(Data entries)
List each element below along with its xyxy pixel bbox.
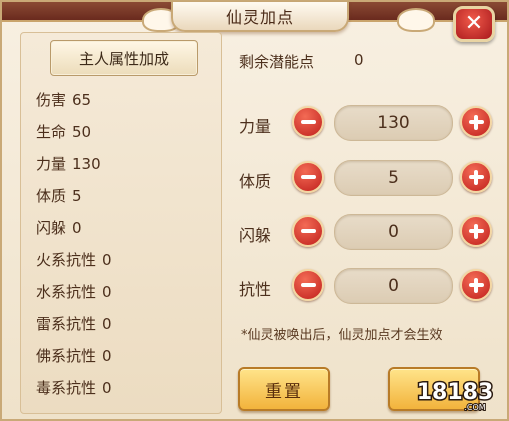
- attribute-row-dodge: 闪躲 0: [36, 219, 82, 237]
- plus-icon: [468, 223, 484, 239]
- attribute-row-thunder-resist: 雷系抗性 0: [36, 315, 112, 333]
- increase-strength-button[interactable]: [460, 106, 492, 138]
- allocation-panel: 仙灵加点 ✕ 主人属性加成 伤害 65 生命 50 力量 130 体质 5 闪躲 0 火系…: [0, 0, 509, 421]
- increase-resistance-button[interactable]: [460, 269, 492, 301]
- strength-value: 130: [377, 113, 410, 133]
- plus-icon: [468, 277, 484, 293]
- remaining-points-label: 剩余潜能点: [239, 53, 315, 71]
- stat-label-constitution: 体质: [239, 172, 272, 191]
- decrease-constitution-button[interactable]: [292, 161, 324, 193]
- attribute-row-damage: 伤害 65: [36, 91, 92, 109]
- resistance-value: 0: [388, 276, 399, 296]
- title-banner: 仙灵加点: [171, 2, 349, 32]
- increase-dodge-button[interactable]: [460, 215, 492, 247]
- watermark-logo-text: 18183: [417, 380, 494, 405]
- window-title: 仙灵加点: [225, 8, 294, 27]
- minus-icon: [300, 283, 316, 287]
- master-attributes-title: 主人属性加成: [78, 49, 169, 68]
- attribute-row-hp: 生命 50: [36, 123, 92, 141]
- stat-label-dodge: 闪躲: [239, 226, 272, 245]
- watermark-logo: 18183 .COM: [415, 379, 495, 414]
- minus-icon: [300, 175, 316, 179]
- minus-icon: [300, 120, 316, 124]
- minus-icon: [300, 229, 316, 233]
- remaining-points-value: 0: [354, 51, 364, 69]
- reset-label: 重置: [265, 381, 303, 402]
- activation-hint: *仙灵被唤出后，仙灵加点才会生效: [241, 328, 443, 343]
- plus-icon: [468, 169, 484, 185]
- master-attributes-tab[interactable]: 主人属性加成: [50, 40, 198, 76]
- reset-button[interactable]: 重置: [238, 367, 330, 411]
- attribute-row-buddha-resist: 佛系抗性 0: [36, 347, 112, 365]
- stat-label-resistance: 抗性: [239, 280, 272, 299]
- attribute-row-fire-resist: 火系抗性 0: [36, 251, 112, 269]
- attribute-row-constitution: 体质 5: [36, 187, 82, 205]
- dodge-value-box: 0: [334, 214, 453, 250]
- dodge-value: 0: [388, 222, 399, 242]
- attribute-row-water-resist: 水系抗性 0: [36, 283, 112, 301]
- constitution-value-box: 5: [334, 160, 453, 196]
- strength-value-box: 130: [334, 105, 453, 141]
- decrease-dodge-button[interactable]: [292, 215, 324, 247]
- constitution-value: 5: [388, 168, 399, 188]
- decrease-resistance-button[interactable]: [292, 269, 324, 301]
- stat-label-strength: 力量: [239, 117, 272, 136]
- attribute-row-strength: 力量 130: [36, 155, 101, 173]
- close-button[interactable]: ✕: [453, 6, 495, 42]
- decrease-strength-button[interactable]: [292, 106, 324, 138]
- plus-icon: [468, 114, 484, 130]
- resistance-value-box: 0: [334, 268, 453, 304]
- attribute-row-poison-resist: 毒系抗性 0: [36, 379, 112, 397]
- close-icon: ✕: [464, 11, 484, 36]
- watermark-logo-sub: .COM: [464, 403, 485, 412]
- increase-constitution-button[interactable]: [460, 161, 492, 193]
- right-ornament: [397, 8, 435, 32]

[What is asked] Reproduce the lines above exactly, without the pictures.

[Written response]
List each element below along with its xyxy pixel bbox.
- attribute-row-dodge: 闪躲 0: [36, 219, 82, 237]
- plus-icon: [468, 223, 484, 239]
- attribute-row-thunder-resist: 雷系抗性 0: [36, 315, 112, 333]
- increase-strength-button[interactable]: [460, 106, 492, 138]
- allocation-panel: 仙灵加点 ✕ 主人属性加成 伤害 65 生命 50 力量 130 体质 5 闪躲 0 火系…: [0, 0, 509, 421]
- increase-resistance-button[interactable]: [460, 269, 492, 301]
- strength-value: 130: [377, 113, 410, 133]
- plus-icon: [468, 277, 484, 293]
- remaining-points-label: 剩余潜能点: [239, 53, 315, 71]
- stat-label-constitution: 体质: [239, 172, 272, 191]
- decrease-constitution-button[interactable]: [292, 161, 324, 193]
- attribute-row-damage: 伤害 65: [36, 91, 92, 109]
- resistance-value: 0: [388, 276, 399, 296]
- title-banner: 仙灵加点: [171, 2, 349, 32]
- increase-dodge-button[interactable]: [460, 215, 492, 247]
- watermark-logo-text: 18183: [417, 380, 494, 405]
- window-title: 仙灵加点: [225, 8, 294, 27]
- minus-icon: [300, 283, 316, 287]
- master-attributes-title: 主人属性加成: [78, 49, 169, 68]
- attribute-row-hp: 生命 50: [36, 123, 92, 141]
- stat-label-dodge: 闪躲: [239, 226, 272, 245]
- watermark-logo: 18183 .COM: [415, 379, 495, 414]
- minus-icon: [300, 175, 316, 179]
- minus-icon: [300, 120, 316, 124]
- minus-icon: [300, 229, 316, 233]
- remaining-points-value: 0: [354, 51, 364, 69]
- reset-label: 重置: [265, 381, 303, 402]
- activation-hint: *仙灵被唤出后，仙灵加点才会生效: [241, 328, 443, 343]
- plus-icon: [468, 169, 484, 185]
- master-attributes-tab[interactable]: 主人属性加成: [50, 40, 198, 76]
- reset-button[interactable]: 重置: [238, 367, 330, 411]
- attribute-row-buddha-resist: 佛系抗性 0: [36, 347, 112, 365]
- stat-label-resistance: 抗性: [239, 280, 272, 299]
- attribute-row-fire-resist: 火系抗性 0: [36, 251, 112, 269]
- attribute-row-constitution: 体质 5: [36, 187, 82, 205]
- dodge-value-box: 0: [334, 214, 453, 250]
- dodge-value: 0: [388, 222, 399, 242]
- attribute-row-water-resist: 水系抗性 0: [36, 283, 112, 301]
- constitution-value-box: 5: [334, 160, 453, 196]
- strength-value-box: 130: [334, 105, 453, 141]
- decrease-dodge-button[interactable]: [292, 215, 324, 247]
- constitution-value: 5: [388, 168, 399, 188]
- decrease-resistance-button[interactable]: [292, 269, 324, 301]
- stat-label-strength: 力量: [239, 117, 272, 136]
- attribute-row-strength: 力量 130: [36, 155, 101, 173]
- close-button[interactable]: ✕: [453, 6, 495, 42]
- decrease-strength-button[interactable]: [292, 106, 324, 138]
- plus-icon: [468, 114, 484, 130]
- resistance-value-box: 0: [334, 268, 453, 304]
- attribute-row-poison-resist: 毒系抗性 0: [36, 379, 112, 397]
- close-icon: ✕: [464, 11, 484, 36]
- watermark-logo-sub: .COM: [464, 403, 485, 412]
- increase-constitution-button[interactable]: [460, 161, 492, 193]
- right-ornament: [397, 8, 435, 32]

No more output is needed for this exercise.